### [Given task]
Print the entries below word for word; the pictures stay out of your copy.

### [Entries supplied]
* * * * * * *
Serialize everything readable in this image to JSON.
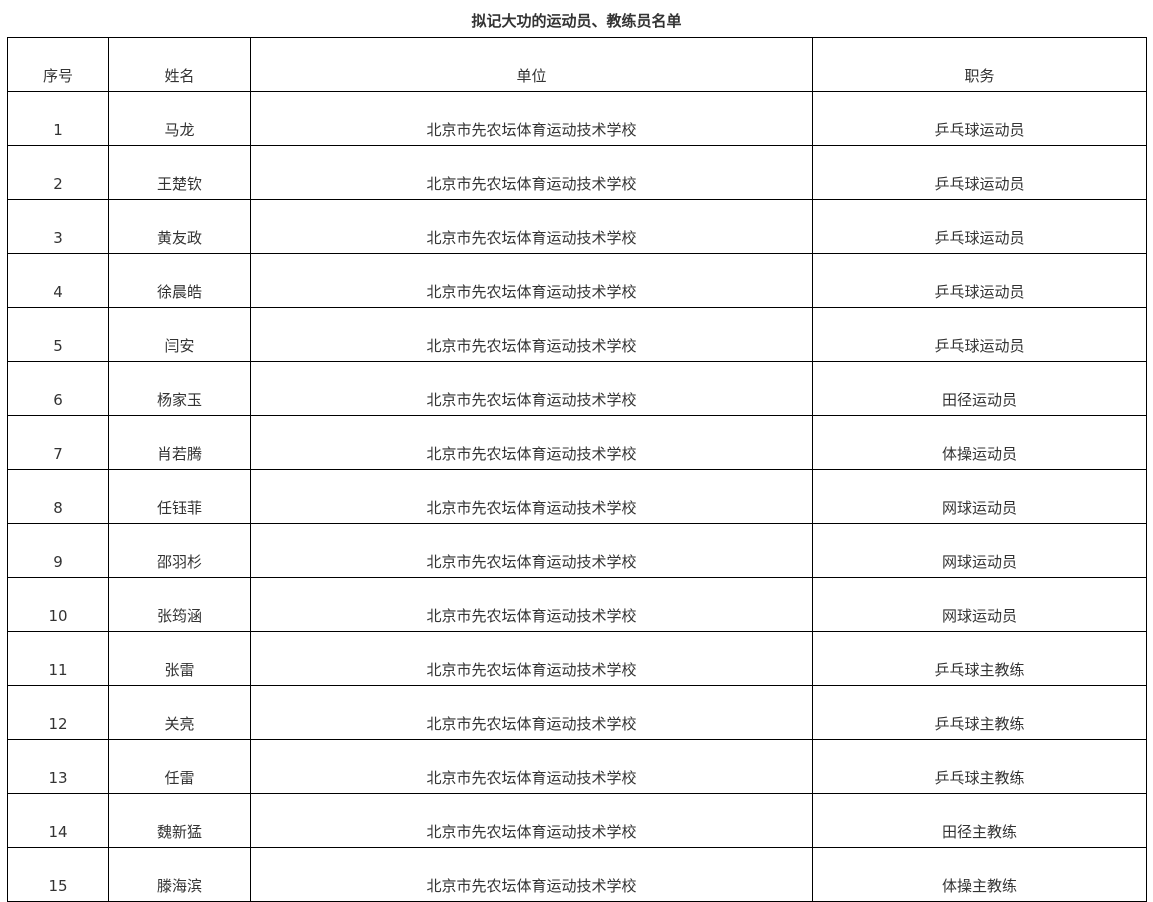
{
  "title": "拟记大功的运动员、教练员名单",
  "headers": [
    "序号",
    "姓名",
    "单位",
    "职务"
  ],
  "rows": [
    {
      "no": "1",
      "name": "马龙",
      "unit": "北京市先农坛体育运动技术学校",
      "role": "乒乓球运动员"
    },
    {
      "no": "2",
      "name": "王楚钦",
      "unit": "北京市先农坛体育运动技术学校",
      "role": "乒乓球运动员"
    },
    {
      "no": "3",
      "name": "黄友政",
      "unit": "北京市先农坛体育运动技术学校",
      "role": "乒乓球运动员"
    },
    {
      "no": "4",
      "name": "徐晨皓",
      "unit": "北京市先农坛体育运动技术学校",
      "role": "乒乓球运动员"
    },
    {
      "no": "5",
      "name": "闫安",
      "unit": "北京市先农坛体育运动技术学校",
      "role": "乒乓球运动员"
    },
    {
      "no": "6",
      "name": "杨家玉",
      "unit": "北京市先农坛体育运动技术学校",
      "role": "田径运动员"
    },
    {
      "no": "7",
      "name": "肖若腾",
      "unit": "北京市先农坛体育运动技术学校",
      "role": "体操运动员"
    },
    {
      "no": "8",
      "name": "任钰菲",
      "unit": "北京市先农坛体育运动技术学校",
      "role": "网球运动员"
    },
    {
      "no": "9",
      "name": "邵羽杉",
      "unit": "北京市先农坛体育运动技术学校",
      "role": "网球运动员"
    },
    {
      "no": "10",
      "name": "张筠涵",
      "unit": "北京市先农坛体育运动技术学校",
      "role": "网球运动员"
    },
    {
      "no": "11",
      "name": "张雷",
      "unit": "北京市先农坛体育运动技术学校",
      "role": "乒乓球主教练"
    },
    {
      "no": "12",
      "name": "关亮",
      "unit": "北京市先农坛体育运动技术学校",
      "role": "乒乓球主教练"
    },
    {
      "no": "13",
      "name": "任雷",
      "unit": "北京市先农坛体育运动技术学校",
      "role": "乒乓球主教练"
    },
    {
      "no": "14",
      "name": "魏新猛",
      "unit": "北京市先农坛体育运动技术学校",
      "role": "田径主教练"
    },
    {
      "no": "15",
      "name": "滕海滨",
      "unit": "北京市先农坛体育运动技术学校",
      "role": "体操主教练"
    }
  ]
}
* * * * * * *
### [The solution]
Serialize everything readable in this image to JSON.
{
  "title": "拟记大功的运动员、教练员名单",
  "headers": [
    "序号",
    "姓名",
    "单位",
    "职务"
  ],
  "rows": [
    {
      "no": "1",
      "name": "马龙",
      "unit": "北京市先农坛体育运动技术学校",
      "role": "乒乓球运动员"
    },
    {
      "no": "2",
      "name": "王楚钦",
      "unit": "北京市先农坛体育运动技术学校",
      "role": "乒乓球运动员"
    },
    {
      "no": "3",
      "name": "黄友政",
      "unit": "北京市先农坛体育运动技术学校",
      "role": "乒乓球运动员"
    },
    {
      "no": "4",
      "name": "徐晨皓",
      "unit": "北京市先农坛体育运动技术学校",
      "role": "乒乓球运动员"
    },
    {
      "no": "5",
      "name": "闫安",
      "unit": "北京市先农坛体育运动技术学校",
      "role": "乒乓球运动员"
    },
    {
      "no": "6",
      "name": "杨家玉",
      "unit": "北京市先农坛体育运动技术学校",
      "role": "田径运动员"
    },
    {
      "no": "7",
      "name": "肖若腾",
      "unit": "北京市先农坛体育运动技术学校",
      "role": "体操运动员"
    },
    {
      "no": "8",
      "name": "任钰菲",
      "unit": "北京市先农坛体育运动技术学校",
      "role": "网球运动员"
    },
    {
      "no": "9",
      "name": "邵羽杉",
      "unit": "北京市先农坛体育运动技术学校",
      "role": "网球运动员"
    },
    {
      "no": "10",
      "name": "张筠涵",
      "unit": "北京市先农坛体育运动技术学校",
      "role": "网球运动员"
    },
    {
      "no": "11",
      "name": "张雷",
      "unit": "北京市先农坛体育运动技术学校",
      "role": "乒乓球主教练"
    },
    {
      "no": "12",
      "name": "关亮",
      "unit": "北京市先农坛体育运动技术学校",
      "role": "乒乓球主教练"
    },
    {
      "no": "13",
      "name": "任雷",
      "unit": "北京市先农坛体育运动技术学校",
      "role": "乒乓球主教练"
    },
    {
      "no": "14",
      "name": "魏新猛",
      "unit": "北京市先农坛体育运动技术学校",
      "role": "田径主教练"
    },
    {
      "no": "15",
      "name": "滕海滨",
      "unit": "北京市先农坛体育运动技术学校",
      "role": "体操主教练"
    }
  ]
}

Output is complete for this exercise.